Records from a collection
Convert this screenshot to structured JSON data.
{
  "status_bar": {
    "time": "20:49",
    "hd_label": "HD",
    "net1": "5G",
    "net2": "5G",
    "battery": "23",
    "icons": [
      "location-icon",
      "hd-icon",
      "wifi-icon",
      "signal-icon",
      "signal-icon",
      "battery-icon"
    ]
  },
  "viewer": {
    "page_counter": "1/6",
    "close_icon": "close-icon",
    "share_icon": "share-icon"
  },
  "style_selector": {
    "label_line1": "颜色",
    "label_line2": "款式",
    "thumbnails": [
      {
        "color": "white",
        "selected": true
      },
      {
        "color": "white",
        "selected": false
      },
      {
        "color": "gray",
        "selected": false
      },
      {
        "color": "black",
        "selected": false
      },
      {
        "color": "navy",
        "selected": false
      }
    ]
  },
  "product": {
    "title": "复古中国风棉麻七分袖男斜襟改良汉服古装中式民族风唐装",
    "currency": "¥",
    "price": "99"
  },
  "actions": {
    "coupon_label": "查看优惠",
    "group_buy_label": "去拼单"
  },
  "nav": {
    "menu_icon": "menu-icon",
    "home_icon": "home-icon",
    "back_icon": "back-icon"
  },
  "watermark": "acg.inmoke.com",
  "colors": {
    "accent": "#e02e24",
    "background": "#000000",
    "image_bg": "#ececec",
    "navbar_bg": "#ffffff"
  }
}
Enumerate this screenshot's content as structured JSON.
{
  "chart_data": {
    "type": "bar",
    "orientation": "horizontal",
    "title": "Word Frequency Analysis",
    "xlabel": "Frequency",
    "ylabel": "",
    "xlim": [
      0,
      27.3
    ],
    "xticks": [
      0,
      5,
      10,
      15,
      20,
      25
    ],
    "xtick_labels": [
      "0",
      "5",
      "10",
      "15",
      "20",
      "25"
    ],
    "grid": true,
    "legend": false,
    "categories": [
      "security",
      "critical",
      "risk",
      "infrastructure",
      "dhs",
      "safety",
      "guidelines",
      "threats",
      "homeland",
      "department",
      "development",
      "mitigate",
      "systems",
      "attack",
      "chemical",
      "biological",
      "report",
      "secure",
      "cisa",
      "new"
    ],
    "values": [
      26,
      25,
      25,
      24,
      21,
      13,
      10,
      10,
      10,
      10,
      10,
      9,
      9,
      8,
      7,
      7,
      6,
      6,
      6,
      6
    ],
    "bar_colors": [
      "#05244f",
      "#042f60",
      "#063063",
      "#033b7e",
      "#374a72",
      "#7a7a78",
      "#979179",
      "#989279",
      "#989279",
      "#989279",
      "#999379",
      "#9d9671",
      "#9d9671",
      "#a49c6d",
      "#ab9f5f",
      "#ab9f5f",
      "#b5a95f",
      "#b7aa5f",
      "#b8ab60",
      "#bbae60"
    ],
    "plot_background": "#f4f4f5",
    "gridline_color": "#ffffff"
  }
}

• _Job_
Reproduce the full listing word for word.

• _Complete answer_
Convert this screenshot to structured JSON data.
{
  "status_bar": {
    "time": "20:49",
    "hd_label": "HD",
    "net1": "5G",
    "net2": "5G",
    "battery": "23",
    "icons": [
      "location-icon",
      "hd-icon",
      "wifi-icon",
      "signal-icon",
      "signal-icon",
      "battery-icon"
    ]
  },
  "viewer": {
    "page_counter": "1/6",
    "close_icon": "close-icon",
    "share_icon": "share-icon"
  },
  "style_selector": {
    "label_line1": "颜色",
    "label_line2": "款式",
    "thumbnails": [
      {
        "color": "white",
        "selected": true
      },
      {
        "color": "white",
        "selected": false
      },
      {
        "color": "gray",
        "selected": false
      },
      {
        "color": "black",
        "selected": false
      },
      {
        "color": "navy",
        "selected": false
      }
    ]
  },
  "product": {
    "title": "复古中国风棉麻七分袖男斜襟改良汉服古装中式民族风唐装",
    "currency": "¥",
    "price": "99"
  },
  "actions": {
    "coupon_label": "查看优惠",
    "group_buy_label": "去拼单"
  },
  "nav": {
    "menu_icon": "menu-icon",
    "home_icon": "home-icon",
    "back_icon": "back-icon"
  },
  "watermark": "acg.inmoke.com",
  "colors": {
    "accent": "#e02e24",
    "background": "#000000",
    "image_bg": "#ececec",
    "navbar_bg": "#ffffff"
  }
}
Enumerate this screenshot's content as structured JSON.
{
  "chart_data": {
    "type": "bar",
    "orientation": "horizontal",
    "title": "Word Frequency Analysis",
    "xlabel": "Frequency",
    "ylabel": "",
    "xlim": [
      0,
      27.3
    ],
    "xticks": [
      0,
      5,
      10,
      15,
      20,
      25
    ],
    "xtick_labels": [
      "0",
      "5",
      "10",
      "15",
      "20",
      "25"
    ],
    "grid": true,
    "legend": false,
    "categories": [
      "security",
      "critical",
      "risk",
      "infrastructure",
      "dhs",
      "safety",
      "guidelines",
      "threats",
      "homeland",
      "department",
      "development",
      "mitigate",
      "systems",
      "attack",
      "chemical",
      "biological",
      "report",
      "secure",
      "cisa",
      "new"
    ],
    "values": [
      26,
      25,
      25,
      24,
      21,
      13,
      10,
      10,
      10,
      10,
      10,
      9,
      9,
      8,
      7,
      7,
      6,
      6,
      6,
      6
    ],
    "bar_colors": [
      "#05244f",
      "#042f60",
      "#063063",
      "#033b7e",
      "#374a72",
      "#7a7a78",
      "#979179",
      "#989279",
      "#989279",
      "#989279",
      "#999379",
      "#9d9671",
      "#9d9671",
      "#a49c6d",
      "#ab9f5f",
      "#ab9f5f",
      "#b5a95f",
      "#b7aa5f",
      "#b8ab60",
      "#bbae60"
    ],
    "plot_background": "#f4f4f5",
    "gridline_color": "#ffffff"
  }
}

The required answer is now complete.